## [Passage shown]
━━━━

Another way to look at it is to say that a VIF of 2.5 implies that the variance of a particular coefficient is 150% larger than it would be if the predictor was completely uncorrelated with all other predictors.

Since best-possible $R^2$ goes asymptotically to 1, best-possible VIF goes asymptotically to 0. The lower the VIF, the better a regression model will perform!

## Correcting for colinearity

VIF is a useful metric to compute ahead of time when you are planning on running a regression model. It can help stop you from creating poor models. If you want to run a regression model on a dataset with a high VIF, to maximize the utility of the model you will want to "fix" colinearity somehow. Examples of actions you could take are:

* Removing highly duplicitious columns, either by hand or by using feature selection.
* Running a feature selection or compression technique like [Principal Components Analysis](https://en.wikipedia.org/wiki/Principal_component_analysis) on the dataset, which will filter out highly correlated variables.
* Using a model that's robust against colinearity, like lasso regression or ridge regression.

## Application to NYC Buildings

You don't need to want to run a regression model to apply VIF to a dataset! Indeed, the VIF is a pretty useful general-purpose statistic. It can be used to determine how "bad" variables you want to model are when combined with one another. In this way it's like taking the correlation matrix of a dataset, except explicitly targeted at colinearity and with all variables under consideration, instead of general correlation.

Let's go ahead and apply to some datasets.

The NYC Building Sales dataset is record of one year of real estate transactions in New York City, as recorded by the NYC Department of Finance.

━━━━

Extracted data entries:
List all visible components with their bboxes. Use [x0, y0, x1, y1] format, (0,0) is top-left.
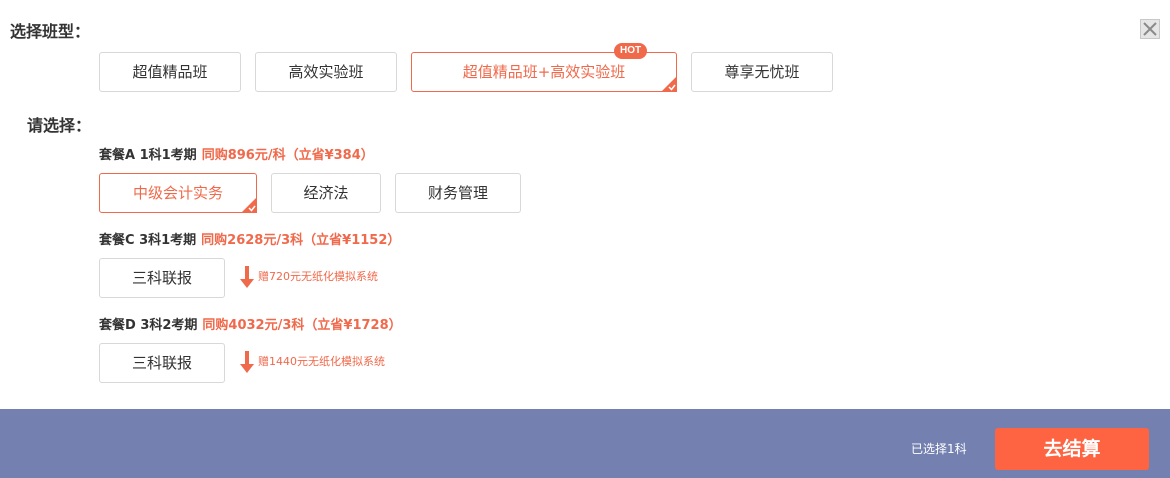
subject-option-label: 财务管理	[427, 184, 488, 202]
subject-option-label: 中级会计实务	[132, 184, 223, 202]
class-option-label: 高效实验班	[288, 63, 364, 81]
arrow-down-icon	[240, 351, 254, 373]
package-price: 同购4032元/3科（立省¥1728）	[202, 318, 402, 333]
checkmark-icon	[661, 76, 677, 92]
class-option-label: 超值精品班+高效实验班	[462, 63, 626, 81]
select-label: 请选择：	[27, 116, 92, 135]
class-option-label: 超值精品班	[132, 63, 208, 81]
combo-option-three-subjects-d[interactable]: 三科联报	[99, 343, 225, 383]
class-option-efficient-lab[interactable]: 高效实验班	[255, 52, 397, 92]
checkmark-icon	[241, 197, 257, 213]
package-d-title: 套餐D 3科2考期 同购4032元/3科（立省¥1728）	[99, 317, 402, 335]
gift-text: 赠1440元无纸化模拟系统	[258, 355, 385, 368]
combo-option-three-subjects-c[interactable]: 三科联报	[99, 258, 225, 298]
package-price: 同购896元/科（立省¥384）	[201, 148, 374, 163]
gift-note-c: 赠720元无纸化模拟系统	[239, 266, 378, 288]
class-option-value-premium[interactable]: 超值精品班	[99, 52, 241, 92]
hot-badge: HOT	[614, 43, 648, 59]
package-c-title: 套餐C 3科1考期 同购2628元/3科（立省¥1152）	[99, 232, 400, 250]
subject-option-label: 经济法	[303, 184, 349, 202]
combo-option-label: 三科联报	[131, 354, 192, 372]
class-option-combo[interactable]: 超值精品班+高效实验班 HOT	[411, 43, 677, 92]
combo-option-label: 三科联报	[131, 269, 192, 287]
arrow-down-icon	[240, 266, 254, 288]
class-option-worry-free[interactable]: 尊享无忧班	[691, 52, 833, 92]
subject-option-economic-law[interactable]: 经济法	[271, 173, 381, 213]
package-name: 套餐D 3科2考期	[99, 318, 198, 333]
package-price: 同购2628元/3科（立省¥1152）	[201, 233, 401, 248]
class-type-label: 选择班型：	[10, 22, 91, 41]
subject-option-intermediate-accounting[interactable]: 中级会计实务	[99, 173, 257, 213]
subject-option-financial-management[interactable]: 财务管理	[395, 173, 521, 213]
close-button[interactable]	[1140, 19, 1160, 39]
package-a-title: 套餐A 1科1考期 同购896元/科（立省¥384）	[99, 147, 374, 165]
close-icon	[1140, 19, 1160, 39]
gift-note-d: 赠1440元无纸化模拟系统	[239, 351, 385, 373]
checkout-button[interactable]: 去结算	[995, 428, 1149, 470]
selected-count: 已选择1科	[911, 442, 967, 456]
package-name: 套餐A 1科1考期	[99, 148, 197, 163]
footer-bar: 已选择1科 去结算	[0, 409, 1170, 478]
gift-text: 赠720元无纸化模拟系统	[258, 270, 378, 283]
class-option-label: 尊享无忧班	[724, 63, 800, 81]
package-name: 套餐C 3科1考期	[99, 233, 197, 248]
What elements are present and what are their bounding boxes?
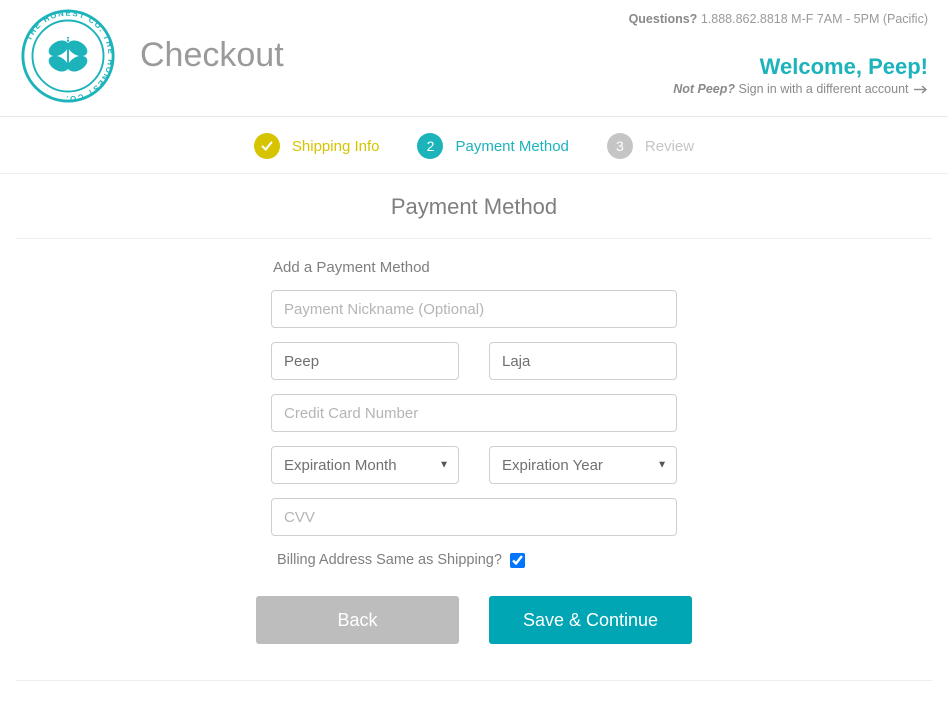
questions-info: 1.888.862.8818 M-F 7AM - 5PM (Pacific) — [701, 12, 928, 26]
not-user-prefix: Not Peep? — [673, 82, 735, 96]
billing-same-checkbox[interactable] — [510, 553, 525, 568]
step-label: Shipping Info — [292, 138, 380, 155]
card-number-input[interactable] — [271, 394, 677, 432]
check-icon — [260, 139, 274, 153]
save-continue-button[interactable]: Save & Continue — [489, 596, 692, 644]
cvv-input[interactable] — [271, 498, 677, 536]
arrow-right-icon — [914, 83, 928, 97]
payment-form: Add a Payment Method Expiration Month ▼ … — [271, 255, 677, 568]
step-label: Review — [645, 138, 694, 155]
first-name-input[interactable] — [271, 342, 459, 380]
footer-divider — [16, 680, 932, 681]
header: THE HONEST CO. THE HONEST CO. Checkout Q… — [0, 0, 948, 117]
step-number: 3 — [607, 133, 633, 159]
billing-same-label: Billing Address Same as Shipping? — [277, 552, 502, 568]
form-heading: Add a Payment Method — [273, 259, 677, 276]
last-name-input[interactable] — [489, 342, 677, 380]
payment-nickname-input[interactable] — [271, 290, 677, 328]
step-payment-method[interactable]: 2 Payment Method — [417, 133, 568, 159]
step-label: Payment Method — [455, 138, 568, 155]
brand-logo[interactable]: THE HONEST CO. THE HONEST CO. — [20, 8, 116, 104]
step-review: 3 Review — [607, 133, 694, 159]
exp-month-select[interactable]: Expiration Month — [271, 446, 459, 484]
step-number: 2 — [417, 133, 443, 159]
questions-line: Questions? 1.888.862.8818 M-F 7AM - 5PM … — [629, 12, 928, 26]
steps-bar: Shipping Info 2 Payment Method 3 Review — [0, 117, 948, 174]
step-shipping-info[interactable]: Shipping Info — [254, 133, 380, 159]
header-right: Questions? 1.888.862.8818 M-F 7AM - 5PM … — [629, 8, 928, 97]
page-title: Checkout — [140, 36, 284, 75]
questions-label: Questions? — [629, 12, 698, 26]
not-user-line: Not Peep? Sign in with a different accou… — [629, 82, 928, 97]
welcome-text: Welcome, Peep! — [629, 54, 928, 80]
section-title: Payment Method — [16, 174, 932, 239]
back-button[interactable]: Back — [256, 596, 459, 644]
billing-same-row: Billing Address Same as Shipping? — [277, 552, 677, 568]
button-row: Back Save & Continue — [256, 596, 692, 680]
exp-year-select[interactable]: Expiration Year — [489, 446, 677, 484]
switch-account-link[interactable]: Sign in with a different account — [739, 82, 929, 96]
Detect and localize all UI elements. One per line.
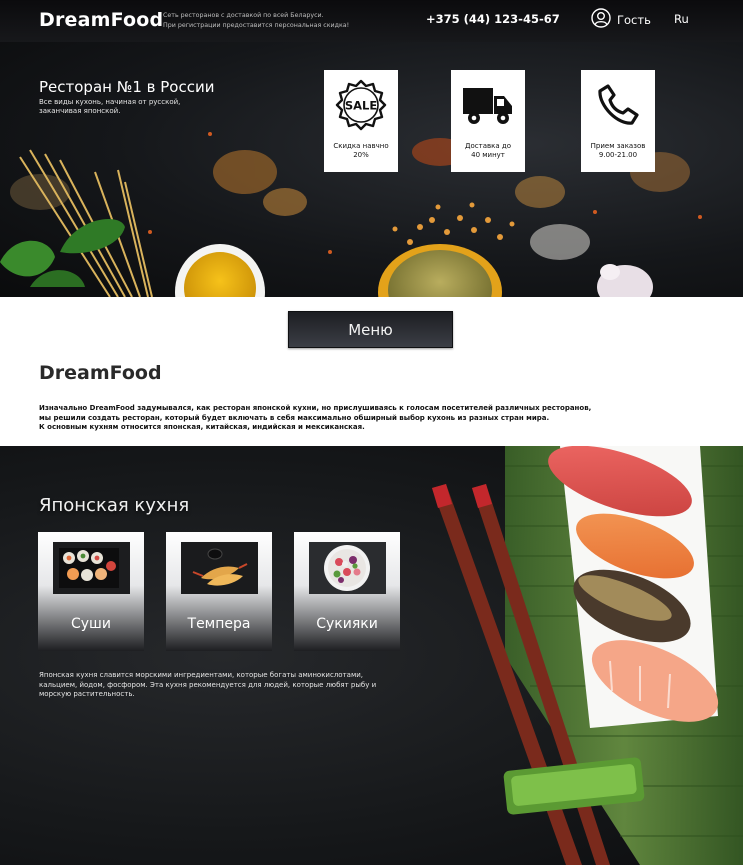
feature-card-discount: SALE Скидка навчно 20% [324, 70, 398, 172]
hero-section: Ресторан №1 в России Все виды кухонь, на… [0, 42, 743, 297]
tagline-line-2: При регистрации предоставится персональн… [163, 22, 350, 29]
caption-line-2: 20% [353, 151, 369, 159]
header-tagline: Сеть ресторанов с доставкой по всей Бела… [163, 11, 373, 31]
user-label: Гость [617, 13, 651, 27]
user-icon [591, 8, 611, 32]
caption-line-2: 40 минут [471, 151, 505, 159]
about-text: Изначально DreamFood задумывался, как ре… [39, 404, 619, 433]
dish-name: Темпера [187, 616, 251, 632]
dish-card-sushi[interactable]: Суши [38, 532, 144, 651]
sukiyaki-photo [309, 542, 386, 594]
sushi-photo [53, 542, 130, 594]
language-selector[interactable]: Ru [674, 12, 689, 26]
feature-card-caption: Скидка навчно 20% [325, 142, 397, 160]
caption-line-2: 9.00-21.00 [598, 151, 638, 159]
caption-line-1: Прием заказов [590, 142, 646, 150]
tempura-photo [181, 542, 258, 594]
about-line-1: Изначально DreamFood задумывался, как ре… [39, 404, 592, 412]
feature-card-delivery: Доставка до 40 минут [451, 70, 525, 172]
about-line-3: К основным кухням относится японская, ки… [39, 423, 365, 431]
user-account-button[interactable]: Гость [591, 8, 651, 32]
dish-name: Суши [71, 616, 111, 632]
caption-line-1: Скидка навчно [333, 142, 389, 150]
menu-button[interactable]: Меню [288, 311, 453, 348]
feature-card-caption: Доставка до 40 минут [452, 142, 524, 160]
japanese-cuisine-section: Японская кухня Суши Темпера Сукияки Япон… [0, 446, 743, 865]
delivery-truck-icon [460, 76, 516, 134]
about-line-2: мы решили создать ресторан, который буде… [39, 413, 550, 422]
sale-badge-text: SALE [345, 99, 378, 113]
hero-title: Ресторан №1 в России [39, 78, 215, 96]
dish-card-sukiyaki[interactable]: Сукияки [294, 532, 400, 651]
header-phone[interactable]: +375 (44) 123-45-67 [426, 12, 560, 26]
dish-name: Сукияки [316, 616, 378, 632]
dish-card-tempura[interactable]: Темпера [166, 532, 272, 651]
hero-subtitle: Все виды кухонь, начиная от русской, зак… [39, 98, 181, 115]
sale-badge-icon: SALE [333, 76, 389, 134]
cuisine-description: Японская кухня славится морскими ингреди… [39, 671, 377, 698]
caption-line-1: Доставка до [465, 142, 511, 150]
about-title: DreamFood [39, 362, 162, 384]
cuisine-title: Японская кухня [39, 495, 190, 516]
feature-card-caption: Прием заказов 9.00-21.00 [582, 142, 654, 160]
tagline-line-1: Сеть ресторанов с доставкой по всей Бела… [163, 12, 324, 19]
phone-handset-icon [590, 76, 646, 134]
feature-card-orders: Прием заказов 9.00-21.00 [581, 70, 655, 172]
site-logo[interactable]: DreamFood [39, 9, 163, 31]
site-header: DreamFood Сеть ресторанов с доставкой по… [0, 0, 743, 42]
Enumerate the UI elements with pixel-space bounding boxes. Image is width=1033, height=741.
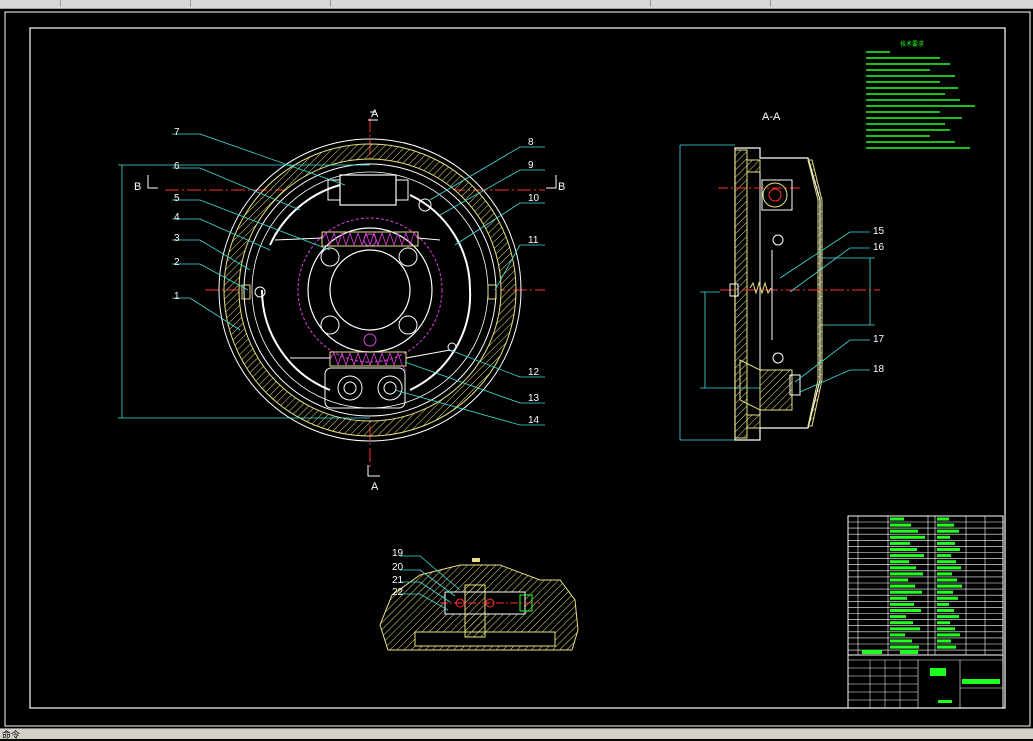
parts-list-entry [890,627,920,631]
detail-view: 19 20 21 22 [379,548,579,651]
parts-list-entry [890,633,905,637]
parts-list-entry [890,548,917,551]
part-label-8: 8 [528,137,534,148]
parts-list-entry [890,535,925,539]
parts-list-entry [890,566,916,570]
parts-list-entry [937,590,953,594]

━━━━

## [Directive]
Translate this sentence from the VIF passage into Spanish: "VIF is a useful metric to compute ahead of time when you are planning on running a regression model."

## [The reply]
El VIF es una métrica útil para calcular de antemano cuando planeas ejecutar un modelo de regresión.